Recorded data
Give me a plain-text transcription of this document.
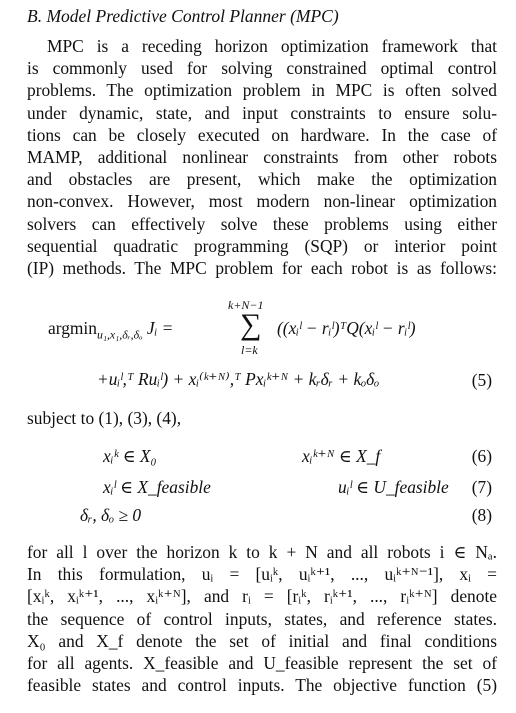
B. Model Predictive Control Planner (MPC)
MPC is a receding horizon optimization framework that
is commonly used for solving constrained optimal control
problems. The optimization problem in MPC is often solved
under dynamic, state, and input constraints to ensure solu-
tions can be closely executed on hardware. In the case of
MAMP, additional nonlinear constraints from other robots
and obstacles are present, which make the optimization
non-convex. However, most modern non-linear optimization
solvers can effectively solve these problems using either
sequential quadratic programming (SQP) or interior point
(IP) methods. The MPC problem for each robot is as follows:
argmin$_{u_1,x_1,\delta ᵣ,\delta_o}$ Jᵢ =
k+N−1
∑
l=k
((xᵢˡ − rᵢˡ)ᵀQ(xᵢˡ − rᵢˡ)
+uᵢˡ,ᵀ Ruᵢˡ) + xᵢ⁽ᵏ⁺ᴺ⁾,ᵀ Pxᵢᵏ⁺ᴺ + kᵣδᵣ + kₒδₒ	(5)
subject to (1), (3), (4),
xᵢᵏ ∈ X₀	xᵢᵏ⁺ᴺ ∈ X_f	(6)
xᵢˡ ∈ X_feasible	uᵢˡ ∈ U_feasible (7)
δᵣ, δₒ ≥ 0	(8)
for all l over the horizon k to k + N and all robots i ∈ Nₐ.
In this formulation, uᵢ = [uᵢᵏ, uᵢᵏ⁺¹, ..., uᵢᵏ⁺ᴺ⁻¹], xᵢ =
[xᵢᵏ, xᵢᵏ⁺¹, ..., xᵢᵏ⁺ᴺ], and rᵢ = [rᵢᵏ, rᵢᵏ⁺¹, ..., rᵢᵏ⁺ᴺ] denote
the sequence of control inputs, states, and reference states.
X₀ and X_f denote the set of initial and final conditions
for all agents. X_feasible and U_feasible represent the set of
feasible states and control inputs. The objective function (5)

> [Given problem]: In the records above, locate every line with the string "problems" and copy it.

> [Complete answer]:
problems. The optimization problem in MPC is often solved
solvers can effectively solve these problems using either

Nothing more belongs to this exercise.